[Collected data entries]
(begin)
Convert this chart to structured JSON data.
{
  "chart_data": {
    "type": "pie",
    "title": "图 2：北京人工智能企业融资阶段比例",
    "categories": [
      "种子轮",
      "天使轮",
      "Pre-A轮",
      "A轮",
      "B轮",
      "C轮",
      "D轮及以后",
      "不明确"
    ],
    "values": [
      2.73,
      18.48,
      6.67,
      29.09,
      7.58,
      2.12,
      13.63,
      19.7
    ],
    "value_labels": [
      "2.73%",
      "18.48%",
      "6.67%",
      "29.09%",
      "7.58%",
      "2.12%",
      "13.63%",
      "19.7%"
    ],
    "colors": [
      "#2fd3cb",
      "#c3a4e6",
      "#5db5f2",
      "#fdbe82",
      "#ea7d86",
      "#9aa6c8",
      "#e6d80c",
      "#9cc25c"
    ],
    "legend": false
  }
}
(end)
(begin)
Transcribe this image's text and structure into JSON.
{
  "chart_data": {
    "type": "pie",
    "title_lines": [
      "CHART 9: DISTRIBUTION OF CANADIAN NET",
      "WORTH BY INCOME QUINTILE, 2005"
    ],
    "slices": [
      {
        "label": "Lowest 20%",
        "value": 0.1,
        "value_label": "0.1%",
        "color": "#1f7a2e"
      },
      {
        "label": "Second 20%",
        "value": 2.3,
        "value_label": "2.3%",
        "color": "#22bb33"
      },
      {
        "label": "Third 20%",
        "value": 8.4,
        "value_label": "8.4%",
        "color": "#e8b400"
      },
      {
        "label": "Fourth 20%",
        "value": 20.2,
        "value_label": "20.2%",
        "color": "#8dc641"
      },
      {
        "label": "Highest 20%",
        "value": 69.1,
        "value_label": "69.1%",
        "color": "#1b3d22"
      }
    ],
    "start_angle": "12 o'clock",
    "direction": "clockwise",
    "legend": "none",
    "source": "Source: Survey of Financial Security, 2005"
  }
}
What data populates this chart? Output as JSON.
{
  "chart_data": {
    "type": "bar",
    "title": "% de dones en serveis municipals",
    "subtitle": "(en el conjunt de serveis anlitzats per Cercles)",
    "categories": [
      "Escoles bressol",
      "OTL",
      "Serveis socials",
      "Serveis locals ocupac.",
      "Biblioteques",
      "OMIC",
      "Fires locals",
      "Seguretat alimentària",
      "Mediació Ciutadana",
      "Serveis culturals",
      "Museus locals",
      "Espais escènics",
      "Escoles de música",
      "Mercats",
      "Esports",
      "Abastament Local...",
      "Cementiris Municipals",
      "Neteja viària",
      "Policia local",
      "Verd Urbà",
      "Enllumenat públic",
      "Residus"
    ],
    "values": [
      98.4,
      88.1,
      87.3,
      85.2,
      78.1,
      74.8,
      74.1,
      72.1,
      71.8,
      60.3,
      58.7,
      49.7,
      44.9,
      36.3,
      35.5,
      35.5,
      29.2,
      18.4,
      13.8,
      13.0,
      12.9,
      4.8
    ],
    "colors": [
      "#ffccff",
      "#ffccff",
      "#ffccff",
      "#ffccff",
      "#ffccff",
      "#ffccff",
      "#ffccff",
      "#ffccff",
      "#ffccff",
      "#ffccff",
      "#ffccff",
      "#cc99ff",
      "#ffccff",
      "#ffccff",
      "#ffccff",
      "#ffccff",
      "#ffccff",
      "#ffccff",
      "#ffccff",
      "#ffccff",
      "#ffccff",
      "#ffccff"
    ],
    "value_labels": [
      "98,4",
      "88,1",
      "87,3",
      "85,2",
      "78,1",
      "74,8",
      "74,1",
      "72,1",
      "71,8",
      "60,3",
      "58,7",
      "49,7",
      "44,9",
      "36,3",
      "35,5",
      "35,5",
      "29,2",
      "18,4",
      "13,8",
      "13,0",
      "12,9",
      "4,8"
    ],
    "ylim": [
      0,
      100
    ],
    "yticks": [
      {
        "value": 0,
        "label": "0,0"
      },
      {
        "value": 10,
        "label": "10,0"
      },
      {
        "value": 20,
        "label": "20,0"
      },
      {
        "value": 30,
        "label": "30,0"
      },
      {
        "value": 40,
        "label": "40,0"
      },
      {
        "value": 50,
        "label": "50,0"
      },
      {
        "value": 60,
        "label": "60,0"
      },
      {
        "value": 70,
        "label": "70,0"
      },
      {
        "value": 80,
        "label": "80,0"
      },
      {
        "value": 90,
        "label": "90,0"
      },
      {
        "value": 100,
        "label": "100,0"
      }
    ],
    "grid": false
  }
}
(end)
> _EXERCISE DETAILS_
Copy out each line of the listing that holds "this".

> _OUTPUT BELOW_
Convert this chart to structured JSON data.
Transcribe this image's text and structure into JSON.
What data populates this chart? Output as JSON.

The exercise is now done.